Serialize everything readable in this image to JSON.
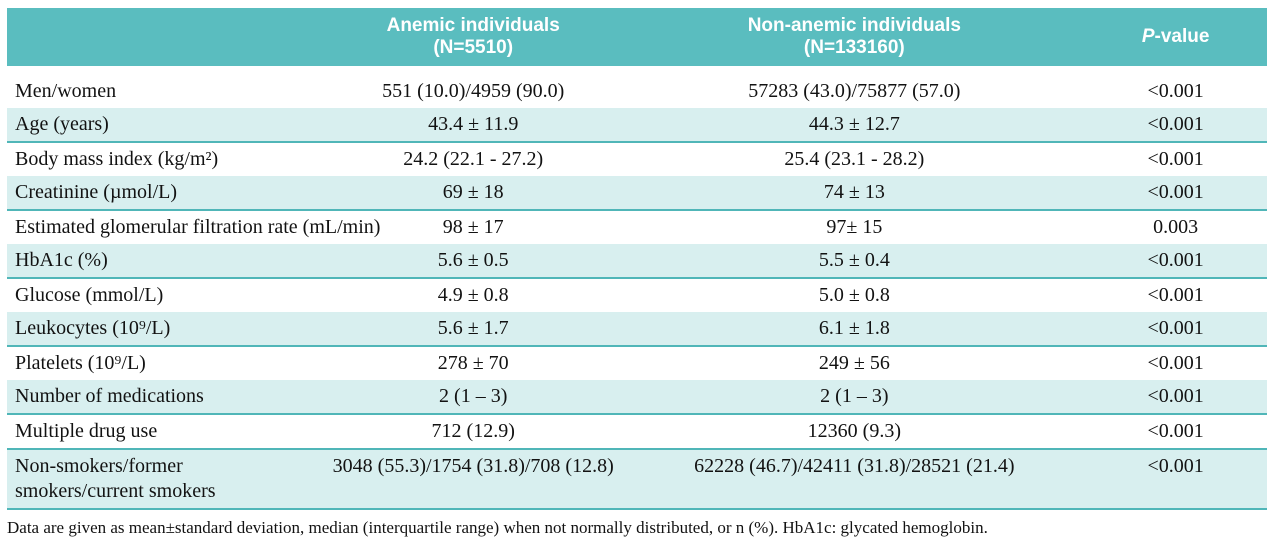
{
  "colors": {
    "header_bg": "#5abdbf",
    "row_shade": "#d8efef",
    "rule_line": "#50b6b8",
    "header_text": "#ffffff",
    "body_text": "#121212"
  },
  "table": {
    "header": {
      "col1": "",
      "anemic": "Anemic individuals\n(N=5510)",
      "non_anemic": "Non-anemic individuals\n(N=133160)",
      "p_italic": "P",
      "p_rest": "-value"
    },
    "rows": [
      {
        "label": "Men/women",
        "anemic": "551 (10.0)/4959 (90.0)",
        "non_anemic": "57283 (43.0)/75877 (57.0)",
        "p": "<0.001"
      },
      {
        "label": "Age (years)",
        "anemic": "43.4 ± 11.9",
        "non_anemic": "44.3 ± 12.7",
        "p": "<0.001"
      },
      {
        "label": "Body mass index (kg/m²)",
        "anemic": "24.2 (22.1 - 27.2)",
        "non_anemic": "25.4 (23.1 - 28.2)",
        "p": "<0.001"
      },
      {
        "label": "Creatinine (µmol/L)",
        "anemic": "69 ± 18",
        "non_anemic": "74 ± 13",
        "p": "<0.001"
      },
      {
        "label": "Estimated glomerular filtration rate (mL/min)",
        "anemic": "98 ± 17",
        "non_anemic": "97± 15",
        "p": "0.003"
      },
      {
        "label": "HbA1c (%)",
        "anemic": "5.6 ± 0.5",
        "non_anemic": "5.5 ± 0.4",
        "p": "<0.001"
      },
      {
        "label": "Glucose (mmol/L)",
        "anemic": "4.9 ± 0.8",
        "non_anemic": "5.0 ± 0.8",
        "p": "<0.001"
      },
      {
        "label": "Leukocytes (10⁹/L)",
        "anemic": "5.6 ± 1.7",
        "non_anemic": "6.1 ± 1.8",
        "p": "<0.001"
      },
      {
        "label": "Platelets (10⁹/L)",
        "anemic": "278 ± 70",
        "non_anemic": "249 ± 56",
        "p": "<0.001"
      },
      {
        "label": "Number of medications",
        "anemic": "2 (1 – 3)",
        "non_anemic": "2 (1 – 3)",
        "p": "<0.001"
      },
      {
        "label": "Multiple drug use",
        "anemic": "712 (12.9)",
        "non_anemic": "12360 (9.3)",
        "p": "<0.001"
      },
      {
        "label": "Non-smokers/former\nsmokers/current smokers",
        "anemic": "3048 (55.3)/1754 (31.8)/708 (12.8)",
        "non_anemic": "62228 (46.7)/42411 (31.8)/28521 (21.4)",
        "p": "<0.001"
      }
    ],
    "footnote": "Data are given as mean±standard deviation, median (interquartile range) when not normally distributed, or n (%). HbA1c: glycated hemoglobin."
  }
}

^^^^^^^^^^^^^^^^

Written instruction >>
Print out the lines exactly, skipping any picture.

Response to this exercise >>
Serialize everything readable in this image to JSON.
{
  "colors": {
    "header_bg": "#5abdbf",
    "row_shade": "#d8efef",
    "rule_line": "#50b6b8",
    "header_text": "#ffffff",
    "body_text": "#121212"
  },
  "table": {
    "header": {
      "col1": "",
      "anemic": "Anemic individuals\n(N=5510)",
      "non_anemic": "Non-anemic individuals\n(N=133160)",
      "p_italic": "P",
      "p_rest": "-value"
    },
    "rows": [
      {
        "label": "Men/women",
        "anemic": "551 (10.0)/4959 (90.0)",
        "non_anemic": "57283 (43.0)/75877 (57.0)",
        "p": "<0.001"
      },
      {
        "label": "Age (years)",
        "anemic": "43.4 ± 11.9",
        "non_anemic": "44.3 ± 12.7",
        "p": "<0.001"
      },
      {
        "label": "Body mass index (kg/m²)",
        "anemic": "24.2 (22.1 - 27.2)",
        "non_anemic": "25.4 (23.1 - 28.2)",
        "p": "<0.001"
      },
      {
        "label": "Creatinine (µmol/L)",
        "anemic": "69 ± 18",
        "non_anemic": "74 ± 13",
        "p": "<0.001"
      },
      {
        "label": "Estimated glomerular filtration rate (mL/min)",
        "anemic": "98 ± 17",
        "non_anemic": "97± 15",
        "p": "0.003"
      },
      {
        "label": "HbA1c (%)",
        "anemic": "5.6 ± 0.5",
        "non_anemic": "5.5 ± 0.4",
        "p": "<0.001"
      },
      {
        "label": "Glucose (mmol/L)",
        "anemic": "4.9 ± 0.8",
        "non_anemic": "5.0 ± 0.8",
        "p": "<0.001"
      },
      {
        "label": "Leukocytes (10⁹/L)",
        "anemic": "5.6 ± 1.7",
        "non_anemic": "6.1 ± 1.8",
        "p": "<0.001"
      },
      {
        "label": "Platelets (10⁹/L)",
        "anemic": "278 ± 70",
        "non_anemic": "249 ± 56",
        "p": "<0.001"
      },
      {
        "label": "Number of medications",
        "anemic": "2 (1 – 3)",
        "non_anemic": "2 (1 – 3)",
        "p": "<0.001"
      },
      {
        "label": "Multiple drug use",
        "anemic": "712 (12.9)",
        "non_anemic": "12360 (9.3)",
        "p": "<0.001"
      },
      {
        "label": "Non-smokers/former\nsmokers/current smokers",
        "anemic": "3048 (55.3)/1754 (31.8)/708 (12.8)",
        "non_anemic": "62228 (46.7)/42411 (31.8)/28521 (21.4)",
        "p": "<0.001"
      }
    ],
    "footnote": "Data are given as mean±standard deviation, median (interquartile range) when not normally distributed, or n (%). HbA1c: glycated hemoglobin."
  }
}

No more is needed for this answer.